### Set task
Retype the whole listing, please, keeping every line exact and dropping the pictures.

### Provided data
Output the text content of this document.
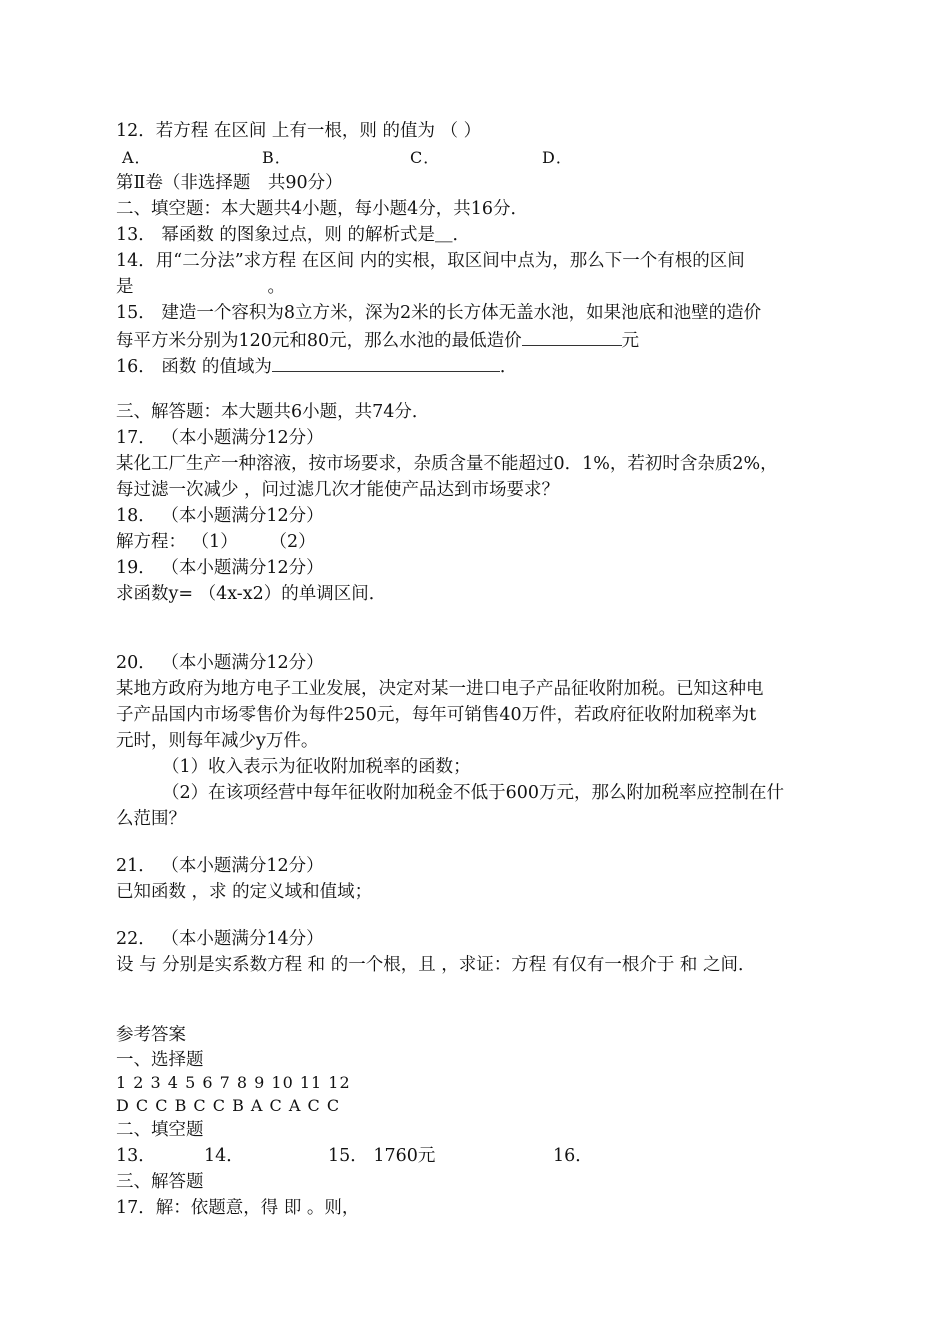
12．若方程 在区间 上有一根，则 的值为 （ ）
A．	B．	C．	D．
第Ⅱ卷（非选择题　共90分）
二、填空题：本大题共4小题，每小题4分，共16分．
13． 幂函数 的图象过点，则 的解析式是＿．
14．用“二分法”求方程 在区间 内的实根，取区间中点为，那么下一个有根的区间
是	。
15． 建造一个容积为8立方米，深为2米的长方体无盖水池，如果池底和池壁的造价
每平方米分别为120元和80元，那么水池的最低造价	元
16． 函数 的值域为	．
三、解答题：本大题共6小题，共74分．
17． （本小题满分12分）
某化工厂生产一种溶液，按市场要求，杂质含量不能超过0．1%，若初时含杂质2%，
每过滤一次减少 ，问过滤几次才能使产品达到市场要求？
18． （本小题满分12分）
解方程： （1）　　 （2）
19． （本小题满分12分）
求函数y= （4x-x2）的单调区间．
20． （本小题满分12分）
某地方政府为地方电子工业发展，决定对某一进口电子产品征收附加税。已知这种电
子产品国内市场零售价为每件250元，每年可销售40万件，若政府征收附加税率为t
元时，则每年减少y万件。
（1）收入表示为征收附加税率的函数；
（2）在该项经营中每年征收附加税金不低于600万元，那么附加税率应控制在什
么范围？
21． （本小题满分12分）
已知函数 ，求 的定义域和值域；
22． （本小题满分14分）
设 与 分别是实系数方程 和 的一个根，且 ，求证：方程 有仅有一根介于 和 之间．
参考答案
一、选择题
1 2 3 4 5 6 7 8 9 10 11 12
D C C B C C B A C A C C
二、填空题
13．	14．	15． 1760元	16．
三、解答题
17．解：依题意，得 即 。则，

### Solution for this problem
Output the text content of this document.
12．若方程 在区间 上有一根，则 的值为 （ ）
A．	B．	C．	D．
第Ⅱ卷（非选择题　共90分）
二、填空题：本大题共4小题，每小题4分，共16分．
13． 幂函数 的图象过点，则 的解析式是＿．
14．用“二分法”求方程 在区间 内的实根，取区间中点为，那么下一个有根的区间
是	。
15． 建造一个容积为8立方米，深为2米的长方体无盖水池，如果池底和池壁的造价
每平方米分别为120元和80元，那么水池的最低造价	元
16． 函数 的值域为	．
三、解答题：本大题共6小题，共74分．
17． （本小题满分12分）
某化工厂生产一种溶液，按市场要求，杂质含量不能超过0．1%，若初时含杂质2%，
每过滤一次减少 ，问过滤几次才能使产品达到市场要求？
18． （本小题满分12分）
解方程： （1）　　 （2）
19． （本小题满分12分）
求函数y= （4x-x2）的单调区间．
20． （本小题满分12分）
某地方政府为地方电子工业发展，决定对某一进口电子产品征收附加税。已知这种电
子产品国内市场零售价为每件250元，每年可销售40万件，若政府征收附加税率为t
元时，则每年减少y万件。
（1）收入表示为征收附加税率的函数；
（2）在该项经营中每年征收附加税金不低于600万元，那么附加税率应控制在什
么范围？
21． （本小题满分12分）
已知函数 ，求 的定义域和值域；
22． （本小题满分14分）
设 与 分别是实系数方程 和 的一个根，且 ，求证：方程 有仅有一根介于 和 之间．
参考答案
一、选择题
1 2 3 4 5 6 7 8 9 10 11 12
D C C B C C B A C A C C
二、填空题
13．	14．	15． 1760元	16．
三、解答题
17．解：依题意，得 即 。则，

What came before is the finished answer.